Petición escrita
Cambia "Foundry Switch" por "Brocade Switch" en todos los datos de abajo y reprodúcelos sin ninguna otra modificación.
***** Datos proporcionados *****
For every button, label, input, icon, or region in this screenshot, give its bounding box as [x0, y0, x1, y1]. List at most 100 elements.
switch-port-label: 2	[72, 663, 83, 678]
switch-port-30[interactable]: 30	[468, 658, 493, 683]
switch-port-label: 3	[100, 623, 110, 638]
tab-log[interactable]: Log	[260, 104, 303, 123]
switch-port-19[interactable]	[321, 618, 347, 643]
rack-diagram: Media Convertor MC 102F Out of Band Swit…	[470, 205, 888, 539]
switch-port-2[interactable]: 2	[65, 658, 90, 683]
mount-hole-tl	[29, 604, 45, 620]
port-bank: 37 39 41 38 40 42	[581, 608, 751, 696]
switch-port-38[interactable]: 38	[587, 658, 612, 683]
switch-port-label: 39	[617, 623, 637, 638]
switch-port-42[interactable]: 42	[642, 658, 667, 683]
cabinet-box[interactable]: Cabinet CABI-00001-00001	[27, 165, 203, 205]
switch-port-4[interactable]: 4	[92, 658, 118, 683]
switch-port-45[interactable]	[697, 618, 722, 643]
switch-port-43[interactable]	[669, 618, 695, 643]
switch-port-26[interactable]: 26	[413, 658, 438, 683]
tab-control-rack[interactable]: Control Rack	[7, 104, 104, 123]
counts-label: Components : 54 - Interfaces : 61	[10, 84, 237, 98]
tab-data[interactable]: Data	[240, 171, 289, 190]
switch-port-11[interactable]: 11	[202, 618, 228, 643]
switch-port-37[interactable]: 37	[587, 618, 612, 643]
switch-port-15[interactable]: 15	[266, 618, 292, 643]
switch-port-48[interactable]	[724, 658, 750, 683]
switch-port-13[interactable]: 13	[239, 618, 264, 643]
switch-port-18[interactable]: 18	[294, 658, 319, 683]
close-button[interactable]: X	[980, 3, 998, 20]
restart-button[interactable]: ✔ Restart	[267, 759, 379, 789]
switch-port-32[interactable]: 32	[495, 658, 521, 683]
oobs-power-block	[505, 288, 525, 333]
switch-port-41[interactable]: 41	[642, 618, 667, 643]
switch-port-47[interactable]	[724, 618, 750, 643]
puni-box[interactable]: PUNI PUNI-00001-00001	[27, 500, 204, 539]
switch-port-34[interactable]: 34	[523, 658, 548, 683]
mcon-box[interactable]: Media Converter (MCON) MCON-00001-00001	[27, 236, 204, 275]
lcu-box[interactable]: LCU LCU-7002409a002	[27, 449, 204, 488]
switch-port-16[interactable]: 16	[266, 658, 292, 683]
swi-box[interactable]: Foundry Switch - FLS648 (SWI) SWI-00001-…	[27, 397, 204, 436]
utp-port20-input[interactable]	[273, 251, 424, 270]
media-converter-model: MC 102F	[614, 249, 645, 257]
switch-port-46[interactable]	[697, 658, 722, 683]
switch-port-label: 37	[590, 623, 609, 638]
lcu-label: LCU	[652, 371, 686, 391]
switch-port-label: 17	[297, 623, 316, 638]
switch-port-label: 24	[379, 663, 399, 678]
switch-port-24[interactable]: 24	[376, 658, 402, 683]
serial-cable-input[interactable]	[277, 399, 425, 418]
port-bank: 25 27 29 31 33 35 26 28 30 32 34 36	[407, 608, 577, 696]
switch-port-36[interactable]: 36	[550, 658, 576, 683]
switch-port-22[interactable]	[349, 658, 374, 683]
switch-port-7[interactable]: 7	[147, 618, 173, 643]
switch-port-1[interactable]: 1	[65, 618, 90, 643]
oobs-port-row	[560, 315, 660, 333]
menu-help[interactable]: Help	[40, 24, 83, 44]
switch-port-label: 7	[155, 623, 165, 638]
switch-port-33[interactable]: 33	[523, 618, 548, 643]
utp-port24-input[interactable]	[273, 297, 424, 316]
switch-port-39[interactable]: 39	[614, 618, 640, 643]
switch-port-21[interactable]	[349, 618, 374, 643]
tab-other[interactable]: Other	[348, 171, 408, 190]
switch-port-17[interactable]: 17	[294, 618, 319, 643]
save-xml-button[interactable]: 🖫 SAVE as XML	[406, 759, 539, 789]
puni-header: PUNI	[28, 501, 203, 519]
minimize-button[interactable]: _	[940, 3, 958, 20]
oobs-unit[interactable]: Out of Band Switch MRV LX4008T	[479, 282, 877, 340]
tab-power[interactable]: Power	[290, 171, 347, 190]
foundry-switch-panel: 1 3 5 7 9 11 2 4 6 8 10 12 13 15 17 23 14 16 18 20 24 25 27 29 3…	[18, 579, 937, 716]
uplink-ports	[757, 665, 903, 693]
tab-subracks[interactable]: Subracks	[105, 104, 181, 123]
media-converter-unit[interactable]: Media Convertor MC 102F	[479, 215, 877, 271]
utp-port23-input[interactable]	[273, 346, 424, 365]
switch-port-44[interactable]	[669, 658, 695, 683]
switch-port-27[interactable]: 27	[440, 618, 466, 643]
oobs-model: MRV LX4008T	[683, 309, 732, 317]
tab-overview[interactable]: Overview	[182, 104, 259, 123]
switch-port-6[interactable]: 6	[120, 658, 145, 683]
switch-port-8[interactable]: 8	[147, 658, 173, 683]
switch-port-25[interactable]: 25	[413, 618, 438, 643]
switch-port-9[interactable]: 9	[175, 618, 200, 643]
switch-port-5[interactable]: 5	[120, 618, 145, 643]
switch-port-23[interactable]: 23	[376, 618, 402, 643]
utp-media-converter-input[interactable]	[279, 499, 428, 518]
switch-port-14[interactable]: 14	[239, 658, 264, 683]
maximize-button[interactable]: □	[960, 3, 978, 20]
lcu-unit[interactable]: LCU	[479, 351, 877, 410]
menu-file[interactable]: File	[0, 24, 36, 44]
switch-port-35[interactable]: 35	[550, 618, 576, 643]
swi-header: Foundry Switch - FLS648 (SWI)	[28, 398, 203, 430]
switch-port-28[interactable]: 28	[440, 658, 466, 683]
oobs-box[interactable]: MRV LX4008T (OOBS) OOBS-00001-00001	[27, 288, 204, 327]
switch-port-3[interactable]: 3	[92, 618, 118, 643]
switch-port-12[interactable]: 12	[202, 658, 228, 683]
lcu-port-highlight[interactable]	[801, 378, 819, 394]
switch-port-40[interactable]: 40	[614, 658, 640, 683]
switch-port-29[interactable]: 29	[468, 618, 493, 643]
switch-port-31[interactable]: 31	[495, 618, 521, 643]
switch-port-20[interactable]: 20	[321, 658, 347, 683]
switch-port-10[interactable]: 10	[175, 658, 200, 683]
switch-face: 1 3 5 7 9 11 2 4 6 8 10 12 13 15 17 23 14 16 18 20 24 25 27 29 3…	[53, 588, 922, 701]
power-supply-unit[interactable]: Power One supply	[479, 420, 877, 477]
*****
Ejercicio resuelto
For every button, label, input, icon, or region in this screenshot, give its bounding box as [x0, y0, x1, y1]. List at most 100 elements.
switch-port-label: 2	[72, 663, 83, 678]
switch-port-30[interactable]: 30	[468, 658, 493, 683]
switch-port-label: 3	[100, 623, 110, 638]
tab-log[interactable]: Log	[260, 104, 303, 123]
switch-port-19[interactable]	[321, 618, 347, 643]
rack-diagram: Media Convertor MC 102F Out of Band Swit…	[470, 205, 888, 539]
switch-port-2[interactable]: 2	[65, 658, 90, 683]
mount-hole-tl	[29, 604, 45, 620]
port-bank: 37 39 41 38 40 42	[581, 608, 751, 696]
switch-port-38[interactable]: 38	[587, 658, 612, 683]
switch-port-label: 39	[617, 623, 637, 638]
switch-port-42[interactable]: 42	[642, 658, 667, 683]
cabinet-box[interactable]: Cabinet CABI-00001-00001	[27, 165, 203, 205]
switch-port-4[interactable]: 4	[92, 658, 118, 683]
switch-port-45[interactable]	[697, 618, 722, 643]
switch-port-43[interactable]	[669, 618, 695, 643]
switch-port-26[interactable]: 26	[413, 658, 438, 683]
tab-control-rack[interactable]: Control Rack	[7, 104, 104, 123]
counts-label: Components : 54 - Interfaces : 61	[10, 84, 237, 98]
tab-data[interactable]: Data	[240, 171, 289, 190]
switch-port-11[interactable]: 11	[202, 618, 228, 643]
switch-port-37[interactable]: 37	[587, 618, 612, 643]
switch-port-15[interactable]: 15	[266, 618, 292, 643]
switch-port-48[interactable]	[724, 658, 750, 683]
switch-port-13[interactable]: 13	[239, 618, 264, 643]
switch-port-18[interactable]: 18	[294, 658, 319, 683]
close-button[interactable]: X	[980, 3, 998, 20]
restart-button[interactable]: ✔ Restart	[267, 759, 379, 789]
switch-port-32[interactable]: 32	[495, 658, 521, 683]
oobs-power-block	[505, 288, 525, 333]
switch-port-41[interactable]: 41	[642, 618, 667, 643]
switch-port-47[interactable]	[724, 618, 750, 643]
puni-box[interactable]: PUNI PUNI-00001-00001	[27, 500, 204, 539]
switch-port-34[interactable]: 34	[523, 658, 548, 683]
mcon-box[interactable]: Media Converter (MCON) MCON-00001-00001	[27, 236, 204, 275]
lcu-box[interactable]: LCU LCU-7002409a002	[27, 449, 204, 488]
switch-port-16[interactable]: 16	[266, 658, 292, 683]
swi-box[interactable]: Brocade Switch - FLS648 (SWI) SWI-00001-…	[27, 397, 204, 436]
utp-port20-input[interactable]	[273, 251, 424, 270]
media-converter-model: MC 102F	[614, 249, 645, 257]
switch-port-46[interactable]	[697, 658, 722, 683]
switch-port-label: 37	[590, 623, 609, 638]
lcu-label: LCU	[652, 371, 686, 391]
switch-port-label: 17	[297, 623, 316, 638]
switch-port-label: 24	[379, 663, 399, 678]
switch-port-24[interactable]: 24	[376, 658, 402, 683]
serial-cable-input[interactable]	[277, 399, 425, 418]
port-bank: 25 27 29 31 33 35 26 28 30 32 34 36	[407, 608, 577, 696]
switch-port-36[interactable]: 36	[550, 658, 576, 683]
switch-port-22[interactable]	[349, 658, 374, 683]
switch-port-7[interactable]: 7	[147, 618, 173, 643]
switch-port-1[interactable]: 1	[65, 618, 90, 643]
oobs-port-row	[560, 315, 660, 333]
menu-help[interactable]: Help	[40, 24, 83, 44]
switch-port-label: 7	[155, 623, 165, 638]
switch-port-33[interactable]: 33	[523, 618, 548, 643]
utp-port24-input[interactable]	[273, 297, 424, 316]
switch-port-39[interactable]: 39	[614, 618, 640, 643]
switch-port-21[interactable]	[349, 618, 374, 643]
tab-other[interactable]: Other	[348, 171, 408, 190]
switch-port-17[interactable]: 17	[294, 618, 319, 643]
save-xml-button[interactable]: 🖫 SAVE as XML	[406, 759, 539, 789]
puni-header: PUNI	[28, 501, 203, 519]
minimize-button[interactable]: _	[940, 3, 958, 20]
oobs-unit[interactable]: Out of Band Switch MRV LX4008T	[479, 282, 877, 340]
tab-power[interactable]: Power	[290, 171, 347, 190]
foundry-switch-panel: 1 3 5 7 9 11 2 4 6 8 10 12 13 15 17 23 14 16 18 20 24 25 27 29 3…	[18, 579, 937, 716]
uplink-ports	[757, 665, 903, 693]
tab-subracks[interactable]: Subracks	[105, 104, 181, 123]
media-converter-unit[interactable]: Media Convertor MC 102F	[479, 215, 877, 271]
utp-port23-input[interactable]	[273, 346, 424, 365]
switch-port-44[interactable]	[669, 658, 695, 683]
switch-port-27[interactable]: 27	[440, 618, 466, 643]
oobs-model: MRV LX4008T	[683, 309, 732, 317]
tab-overview[interactable]: Overview	[182, 104, 259, 123]
switch-port-6[interactable]: 6	[120, 658, 145, 683]
switch-port-8[interactable]: 8	[147, 658, 173, 683]
switch-port-25[interactable]: 25	[413, 618, 438, 643]
switch-port-9[interactable]: 9	[175, 618, 200, 643]
switch-port-5[interactable]: 5	[120, 618, 145, 643]
switch-port-23[interactable]: 23	[376, 618, 402, 643]
utp-media-converter-input[interactable]	[279, 499, 428, 518]
switch-port-14[interactable]: 14	[239, 658, 264, 683]
maximize-button[interactable]: □	[960, 3, 978, 20]
lcu-unit[interactable]: LCU	[479, 351, 877, 410]
menu-file[interactable]: File	[0, 24, 36, 44]
switch-port-35[interactable]: 35	[550, 618, 576, 643]
swi-header: Brocade Switch - FLS648 (SWI)	[28, 398, 203, 430]
switch-port-28[interactable]: 28	[440, 658, 466, 683]
oobs-box[interactable]: MRV LX4008T (OOBS) OOBS-00001-00001	[27, 288, 204, 327]
switch-port-3[interactable]: 3	[92, 618, 118, 643]
switch-port-12[interactable]: 12	[202, 658, 228, 683]
lcu-port-highlight[interactable]	[801, 378, 819, 394]
switch-port-40[interactable]: 40	[614, 658, 640, 683]
switch-port-29[interactable]: 29	[468, 618, 493, 643]
switch-port-31[interactable]: 31	[495, 618, 521, 643]
switch-port-20[interactable]: 20	[321, 658, 347, 683]
switch-port-10[interactable]: 10	[175, 658, 200, 683]
switch-face: 1 3 5 7 9 11 2 4 6 8 10 12 13 15 17 23 14 16 18 20 24 25 27 29 3…	[53, 588, 922, 701]
power-supply-unit[interactable]: Power One supply	[479, 420, 877, 477]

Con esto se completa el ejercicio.